Task directions - Select every line containing the word "疫苗名称" from the material, and copy those lines.
——
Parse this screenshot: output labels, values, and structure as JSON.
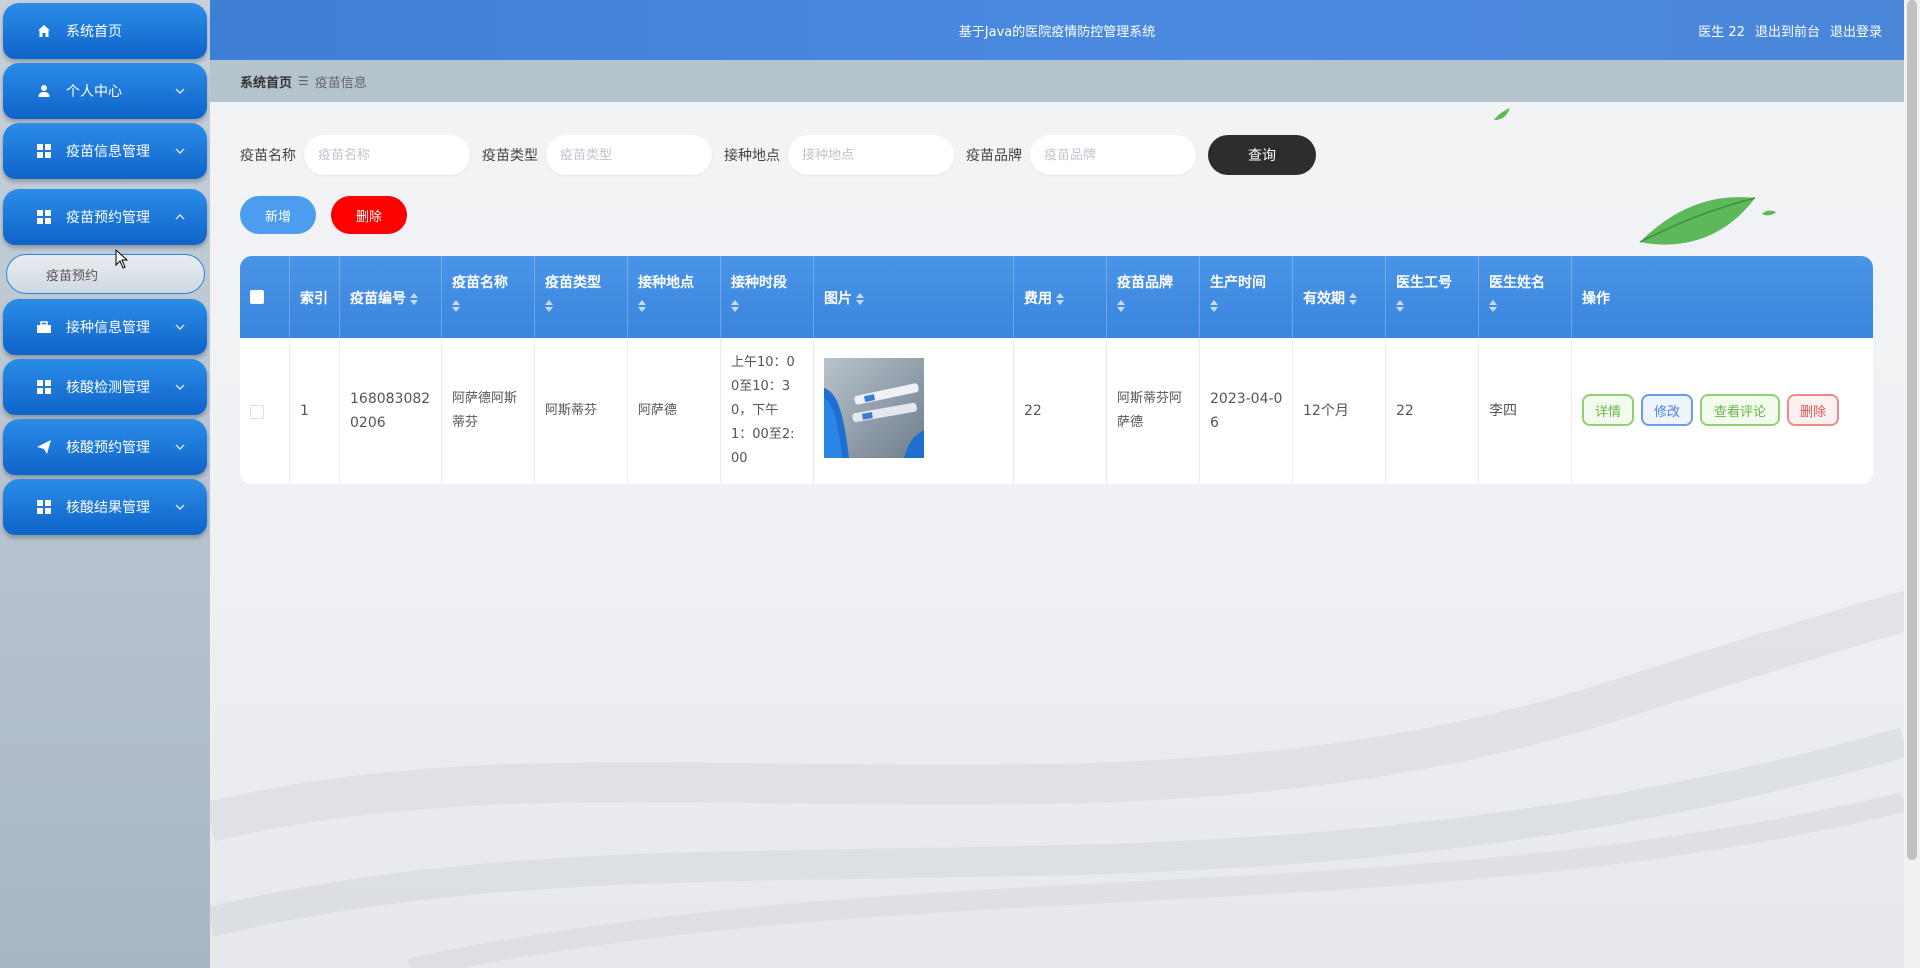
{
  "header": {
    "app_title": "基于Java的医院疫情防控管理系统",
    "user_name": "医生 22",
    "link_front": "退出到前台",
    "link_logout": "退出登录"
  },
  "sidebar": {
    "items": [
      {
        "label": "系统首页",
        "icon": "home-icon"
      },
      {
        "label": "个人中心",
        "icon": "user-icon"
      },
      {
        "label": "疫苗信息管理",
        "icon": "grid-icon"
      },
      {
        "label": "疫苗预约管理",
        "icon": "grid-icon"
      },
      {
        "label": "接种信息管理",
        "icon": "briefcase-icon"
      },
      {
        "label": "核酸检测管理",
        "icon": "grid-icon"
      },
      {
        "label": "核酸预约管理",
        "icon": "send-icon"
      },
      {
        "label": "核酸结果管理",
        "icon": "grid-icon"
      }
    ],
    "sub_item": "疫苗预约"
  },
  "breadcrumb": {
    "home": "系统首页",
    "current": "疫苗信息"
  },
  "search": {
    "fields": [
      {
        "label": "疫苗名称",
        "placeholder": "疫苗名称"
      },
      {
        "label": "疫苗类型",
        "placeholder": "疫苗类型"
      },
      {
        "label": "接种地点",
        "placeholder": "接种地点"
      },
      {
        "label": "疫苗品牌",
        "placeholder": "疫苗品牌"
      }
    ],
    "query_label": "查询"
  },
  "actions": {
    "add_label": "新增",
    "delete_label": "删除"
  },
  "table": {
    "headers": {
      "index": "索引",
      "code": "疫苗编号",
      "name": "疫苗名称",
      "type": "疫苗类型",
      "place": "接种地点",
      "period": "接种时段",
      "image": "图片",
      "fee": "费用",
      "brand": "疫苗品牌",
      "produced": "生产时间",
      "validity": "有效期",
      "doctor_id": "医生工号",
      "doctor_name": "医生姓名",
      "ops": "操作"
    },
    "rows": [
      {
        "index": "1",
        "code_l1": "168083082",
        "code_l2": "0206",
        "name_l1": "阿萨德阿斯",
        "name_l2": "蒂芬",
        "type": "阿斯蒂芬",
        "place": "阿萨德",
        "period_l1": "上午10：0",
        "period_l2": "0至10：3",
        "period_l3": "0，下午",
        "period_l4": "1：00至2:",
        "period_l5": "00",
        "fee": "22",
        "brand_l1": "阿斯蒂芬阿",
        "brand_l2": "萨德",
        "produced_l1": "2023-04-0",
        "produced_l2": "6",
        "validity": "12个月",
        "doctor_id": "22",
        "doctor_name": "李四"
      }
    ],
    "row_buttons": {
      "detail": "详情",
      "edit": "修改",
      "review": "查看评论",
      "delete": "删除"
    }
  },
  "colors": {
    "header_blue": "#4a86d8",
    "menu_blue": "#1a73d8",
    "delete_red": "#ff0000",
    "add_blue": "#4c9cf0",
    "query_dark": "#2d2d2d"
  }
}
——
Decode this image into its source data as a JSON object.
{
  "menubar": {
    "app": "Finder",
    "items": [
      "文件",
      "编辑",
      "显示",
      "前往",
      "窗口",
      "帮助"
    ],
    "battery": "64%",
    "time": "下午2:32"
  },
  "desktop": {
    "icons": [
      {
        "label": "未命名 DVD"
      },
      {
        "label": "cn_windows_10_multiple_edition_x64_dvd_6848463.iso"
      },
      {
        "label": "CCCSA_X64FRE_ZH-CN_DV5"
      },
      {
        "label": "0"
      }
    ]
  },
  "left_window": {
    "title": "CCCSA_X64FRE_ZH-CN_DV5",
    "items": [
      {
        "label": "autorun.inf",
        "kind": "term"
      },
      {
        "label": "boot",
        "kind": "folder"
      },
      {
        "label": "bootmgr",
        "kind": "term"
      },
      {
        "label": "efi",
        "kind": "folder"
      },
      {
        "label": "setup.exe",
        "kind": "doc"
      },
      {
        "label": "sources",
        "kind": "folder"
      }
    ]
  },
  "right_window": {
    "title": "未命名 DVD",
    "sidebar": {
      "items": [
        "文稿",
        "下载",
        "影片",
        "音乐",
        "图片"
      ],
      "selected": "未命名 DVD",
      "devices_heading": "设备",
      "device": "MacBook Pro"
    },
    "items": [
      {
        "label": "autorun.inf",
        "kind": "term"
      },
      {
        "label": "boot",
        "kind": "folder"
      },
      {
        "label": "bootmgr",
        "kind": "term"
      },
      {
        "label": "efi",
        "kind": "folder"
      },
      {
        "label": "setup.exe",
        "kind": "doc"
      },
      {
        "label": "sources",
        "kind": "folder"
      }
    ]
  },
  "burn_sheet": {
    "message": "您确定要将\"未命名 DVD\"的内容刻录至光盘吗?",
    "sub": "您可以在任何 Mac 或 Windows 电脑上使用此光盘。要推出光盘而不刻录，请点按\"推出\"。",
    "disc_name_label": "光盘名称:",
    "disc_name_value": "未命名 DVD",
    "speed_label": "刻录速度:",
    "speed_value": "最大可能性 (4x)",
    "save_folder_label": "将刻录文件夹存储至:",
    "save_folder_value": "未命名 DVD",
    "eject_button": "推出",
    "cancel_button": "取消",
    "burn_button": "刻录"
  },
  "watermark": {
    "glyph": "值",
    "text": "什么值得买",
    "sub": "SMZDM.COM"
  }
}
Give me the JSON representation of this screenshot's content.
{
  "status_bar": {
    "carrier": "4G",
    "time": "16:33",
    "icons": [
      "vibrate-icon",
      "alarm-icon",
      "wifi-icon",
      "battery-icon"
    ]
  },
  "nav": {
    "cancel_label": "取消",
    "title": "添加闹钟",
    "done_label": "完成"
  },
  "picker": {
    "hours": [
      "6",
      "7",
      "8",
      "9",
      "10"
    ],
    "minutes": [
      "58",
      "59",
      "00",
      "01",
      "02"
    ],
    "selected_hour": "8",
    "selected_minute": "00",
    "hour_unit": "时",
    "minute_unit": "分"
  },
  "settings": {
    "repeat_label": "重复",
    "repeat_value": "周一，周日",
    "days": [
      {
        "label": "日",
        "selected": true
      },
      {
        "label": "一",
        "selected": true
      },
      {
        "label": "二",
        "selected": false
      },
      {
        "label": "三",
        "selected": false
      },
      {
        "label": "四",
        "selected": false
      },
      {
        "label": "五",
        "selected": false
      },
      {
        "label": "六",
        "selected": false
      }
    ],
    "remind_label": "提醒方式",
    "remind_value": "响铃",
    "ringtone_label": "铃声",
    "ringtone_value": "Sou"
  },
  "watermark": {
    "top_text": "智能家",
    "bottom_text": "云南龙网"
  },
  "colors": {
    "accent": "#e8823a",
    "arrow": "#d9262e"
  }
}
——
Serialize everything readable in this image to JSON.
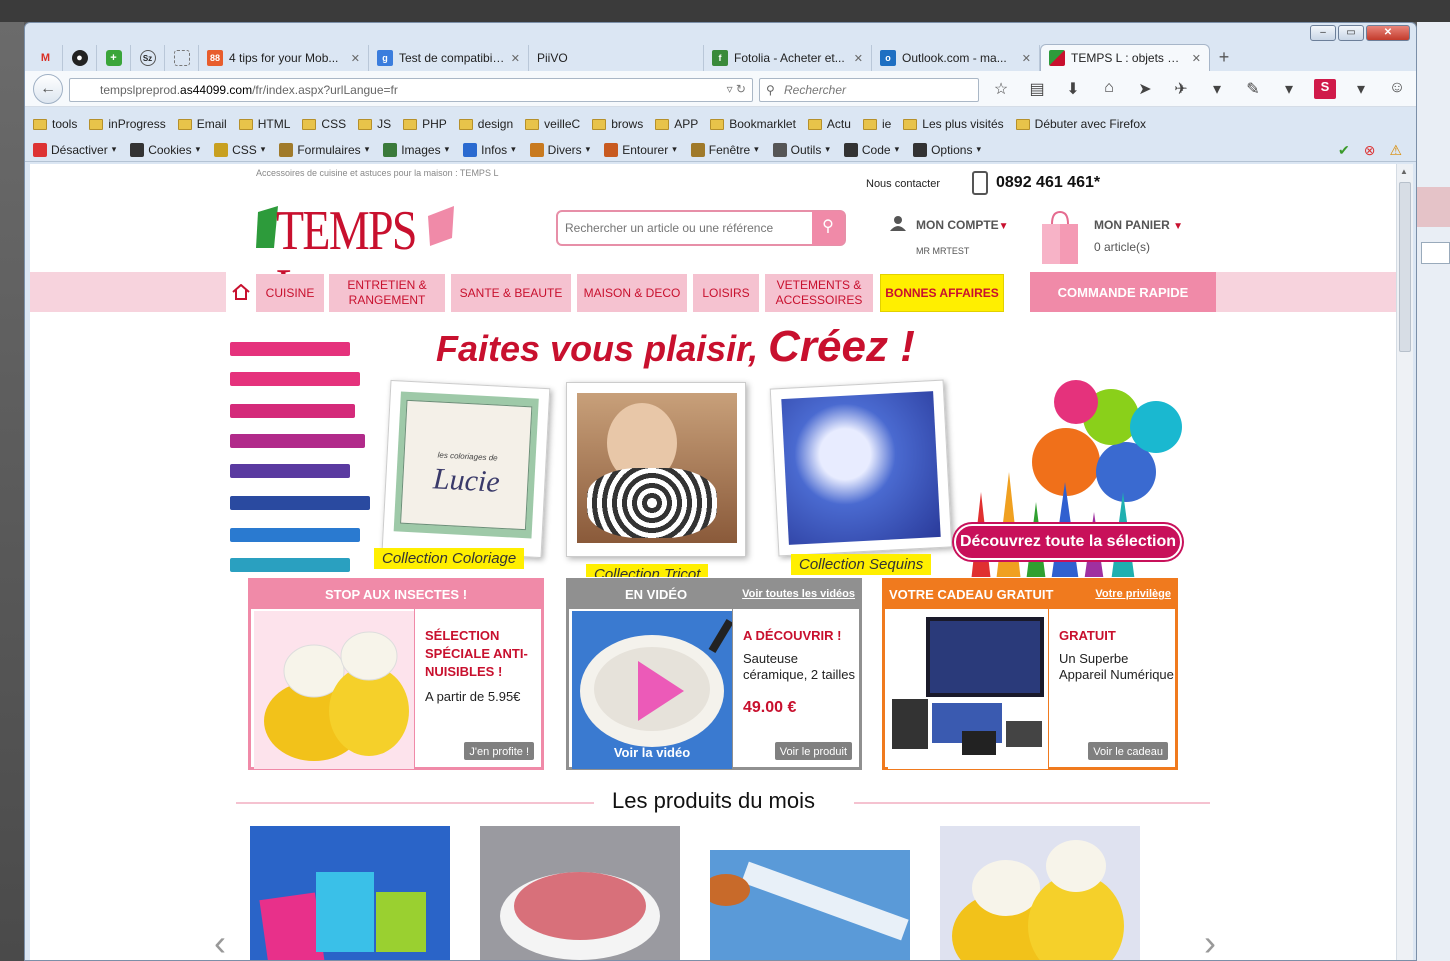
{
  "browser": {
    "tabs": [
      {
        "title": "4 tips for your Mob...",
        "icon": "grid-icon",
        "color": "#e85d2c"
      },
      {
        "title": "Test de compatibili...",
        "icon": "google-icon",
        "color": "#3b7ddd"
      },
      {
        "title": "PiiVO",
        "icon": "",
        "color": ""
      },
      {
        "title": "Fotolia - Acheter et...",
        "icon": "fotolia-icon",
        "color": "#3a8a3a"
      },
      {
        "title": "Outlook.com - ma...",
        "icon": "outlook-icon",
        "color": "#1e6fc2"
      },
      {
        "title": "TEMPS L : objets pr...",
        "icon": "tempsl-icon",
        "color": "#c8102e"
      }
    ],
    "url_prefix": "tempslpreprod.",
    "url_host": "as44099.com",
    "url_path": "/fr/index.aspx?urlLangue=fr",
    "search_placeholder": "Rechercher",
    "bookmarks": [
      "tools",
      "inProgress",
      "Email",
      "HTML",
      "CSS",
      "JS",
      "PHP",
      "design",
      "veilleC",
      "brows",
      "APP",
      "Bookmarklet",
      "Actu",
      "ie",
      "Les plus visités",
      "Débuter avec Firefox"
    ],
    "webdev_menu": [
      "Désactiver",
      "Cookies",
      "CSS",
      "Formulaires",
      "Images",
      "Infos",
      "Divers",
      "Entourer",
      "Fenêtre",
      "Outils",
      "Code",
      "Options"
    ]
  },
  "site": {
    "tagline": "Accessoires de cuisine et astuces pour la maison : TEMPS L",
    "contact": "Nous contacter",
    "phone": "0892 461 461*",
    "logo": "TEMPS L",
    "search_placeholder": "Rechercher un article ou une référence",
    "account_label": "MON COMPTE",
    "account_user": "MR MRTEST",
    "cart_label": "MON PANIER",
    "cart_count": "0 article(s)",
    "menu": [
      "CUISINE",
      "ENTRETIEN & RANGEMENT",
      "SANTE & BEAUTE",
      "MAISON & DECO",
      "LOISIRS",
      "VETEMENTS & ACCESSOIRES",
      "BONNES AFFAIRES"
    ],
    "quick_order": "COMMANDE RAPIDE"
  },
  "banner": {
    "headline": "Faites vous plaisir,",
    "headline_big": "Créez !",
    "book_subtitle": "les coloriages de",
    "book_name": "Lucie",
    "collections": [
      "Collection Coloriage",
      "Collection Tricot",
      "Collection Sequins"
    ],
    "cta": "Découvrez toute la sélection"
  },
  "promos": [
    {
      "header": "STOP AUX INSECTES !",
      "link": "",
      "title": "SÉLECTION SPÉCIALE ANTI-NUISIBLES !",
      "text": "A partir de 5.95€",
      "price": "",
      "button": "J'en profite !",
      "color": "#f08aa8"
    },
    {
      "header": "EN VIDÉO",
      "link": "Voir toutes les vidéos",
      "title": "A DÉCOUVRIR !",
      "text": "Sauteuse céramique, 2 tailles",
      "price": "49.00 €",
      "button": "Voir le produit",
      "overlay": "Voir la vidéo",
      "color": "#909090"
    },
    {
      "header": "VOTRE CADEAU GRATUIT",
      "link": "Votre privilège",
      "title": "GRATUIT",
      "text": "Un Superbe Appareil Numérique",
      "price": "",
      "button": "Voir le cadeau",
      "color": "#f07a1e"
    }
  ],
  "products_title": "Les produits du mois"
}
——
Reply -
        "label": "疫苗名称",
        "placeholder": "疫苗名称"
      "name": "疫苗名称",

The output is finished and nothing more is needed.